[EXERCISE AIM] Gather all lines containing the string "hier" and copy them out.

[DATASET RECORDS]
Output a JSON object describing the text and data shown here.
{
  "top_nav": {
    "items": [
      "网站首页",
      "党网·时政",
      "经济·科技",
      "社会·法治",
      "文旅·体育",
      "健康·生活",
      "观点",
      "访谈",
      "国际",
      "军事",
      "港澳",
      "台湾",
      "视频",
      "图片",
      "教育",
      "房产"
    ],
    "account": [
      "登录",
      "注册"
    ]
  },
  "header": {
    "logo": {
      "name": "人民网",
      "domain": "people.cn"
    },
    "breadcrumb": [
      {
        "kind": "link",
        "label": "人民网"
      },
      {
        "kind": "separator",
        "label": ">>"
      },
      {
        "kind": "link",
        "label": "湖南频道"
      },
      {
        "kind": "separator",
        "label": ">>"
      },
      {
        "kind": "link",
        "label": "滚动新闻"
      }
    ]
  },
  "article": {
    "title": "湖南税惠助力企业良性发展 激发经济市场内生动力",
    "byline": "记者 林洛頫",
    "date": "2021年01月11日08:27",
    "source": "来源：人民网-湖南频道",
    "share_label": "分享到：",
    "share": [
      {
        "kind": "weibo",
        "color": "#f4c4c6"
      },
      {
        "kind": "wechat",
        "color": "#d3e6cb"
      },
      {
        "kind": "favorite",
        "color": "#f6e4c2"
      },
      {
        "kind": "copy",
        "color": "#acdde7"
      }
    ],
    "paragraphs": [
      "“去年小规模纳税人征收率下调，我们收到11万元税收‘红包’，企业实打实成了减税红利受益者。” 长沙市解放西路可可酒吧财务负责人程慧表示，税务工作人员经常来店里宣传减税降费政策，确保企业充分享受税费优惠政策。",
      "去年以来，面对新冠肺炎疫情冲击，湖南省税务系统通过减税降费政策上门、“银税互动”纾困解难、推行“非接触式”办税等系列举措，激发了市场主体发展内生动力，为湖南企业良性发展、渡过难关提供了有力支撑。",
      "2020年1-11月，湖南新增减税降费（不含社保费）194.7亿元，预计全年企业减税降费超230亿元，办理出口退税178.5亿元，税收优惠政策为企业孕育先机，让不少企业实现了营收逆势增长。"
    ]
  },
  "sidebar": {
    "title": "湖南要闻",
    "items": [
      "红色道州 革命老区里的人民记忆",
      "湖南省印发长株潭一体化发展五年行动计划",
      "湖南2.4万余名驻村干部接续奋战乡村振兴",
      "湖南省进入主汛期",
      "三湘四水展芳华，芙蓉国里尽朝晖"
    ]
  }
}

--

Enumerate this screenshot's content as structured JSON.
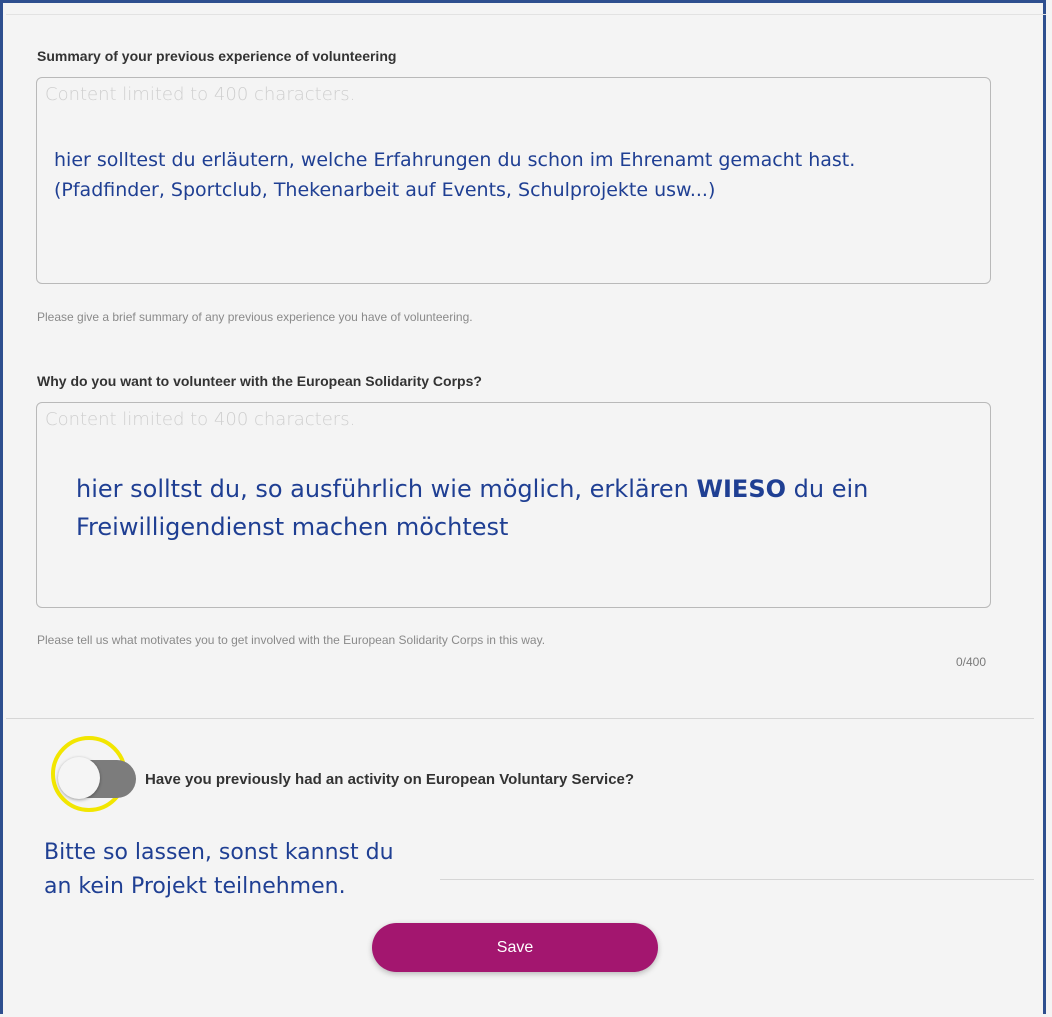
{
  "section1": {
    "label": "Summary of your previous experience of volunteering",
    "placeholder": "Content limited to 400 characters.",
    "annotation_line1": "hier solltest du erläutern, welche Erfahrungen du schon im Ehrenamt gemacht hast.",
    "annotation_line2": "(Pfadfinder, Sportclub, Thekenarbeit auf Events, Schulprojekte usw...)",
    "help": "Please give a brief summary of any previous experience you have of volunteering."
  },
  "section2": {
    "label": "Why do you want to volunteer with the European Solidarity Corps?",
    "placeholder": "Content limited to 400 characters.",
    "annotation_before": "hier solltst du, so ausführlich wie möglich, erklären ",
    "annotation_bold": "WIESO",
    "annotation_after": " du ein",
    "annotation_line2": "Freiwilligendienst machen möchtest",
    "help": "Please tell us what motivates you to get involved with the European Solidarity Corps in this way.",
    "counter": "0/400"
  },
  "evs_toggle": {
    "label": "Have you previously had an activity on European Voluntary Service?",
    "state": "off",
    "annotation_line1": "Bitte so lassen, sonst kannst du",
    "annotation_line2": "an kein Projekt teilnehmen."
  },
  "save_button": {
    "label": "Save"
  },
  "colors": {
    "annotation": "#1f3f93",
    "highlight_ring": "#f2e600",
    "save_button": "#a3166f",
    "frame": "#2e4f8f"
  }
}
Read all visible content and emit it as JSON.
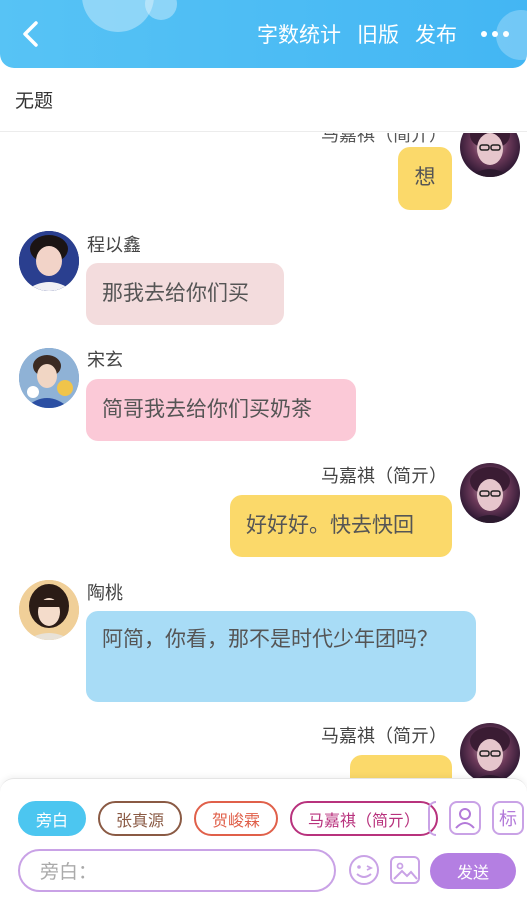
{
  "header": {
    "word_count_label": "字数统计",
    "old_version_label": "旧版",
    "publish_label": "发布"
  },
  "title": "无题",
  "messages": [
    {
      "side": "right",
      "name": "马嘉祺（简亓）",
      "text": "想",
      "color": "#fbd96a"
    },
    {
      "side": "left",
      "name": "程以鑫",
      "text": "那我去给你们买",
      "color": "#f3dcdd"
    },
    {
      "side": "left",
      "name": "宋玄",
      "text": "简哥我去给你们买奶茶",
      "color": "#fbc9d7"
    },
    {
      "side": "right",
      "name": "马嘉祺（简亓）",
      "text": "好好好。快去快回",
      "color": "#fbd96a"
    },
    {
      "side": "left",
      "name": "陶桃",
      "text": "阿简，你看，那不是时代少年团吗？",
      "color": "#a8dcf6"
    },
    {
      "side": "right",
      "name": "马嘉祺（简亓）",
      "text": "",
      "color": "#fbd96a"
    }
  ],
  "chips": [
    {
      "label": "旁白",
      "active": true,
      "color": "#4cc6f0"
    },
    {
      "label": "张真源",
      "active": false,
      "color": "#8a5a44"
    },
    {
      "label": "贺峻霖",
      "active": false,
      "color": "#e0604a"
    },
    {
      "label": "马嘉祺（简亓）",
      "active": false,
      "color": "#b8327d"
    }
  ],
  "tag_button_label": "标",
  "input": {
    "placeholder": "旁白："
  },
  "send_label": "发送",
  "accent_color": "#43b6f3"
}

[ANSWER TO THIS EXERCISE]
    "annotation_line1": "hier solltest du erläutern, welche Erfahrungen du schon im Ehrenamt gemacht hast.",
    "annotation_before": "hier solltst du, so ausführlich wie möglich, erklären ",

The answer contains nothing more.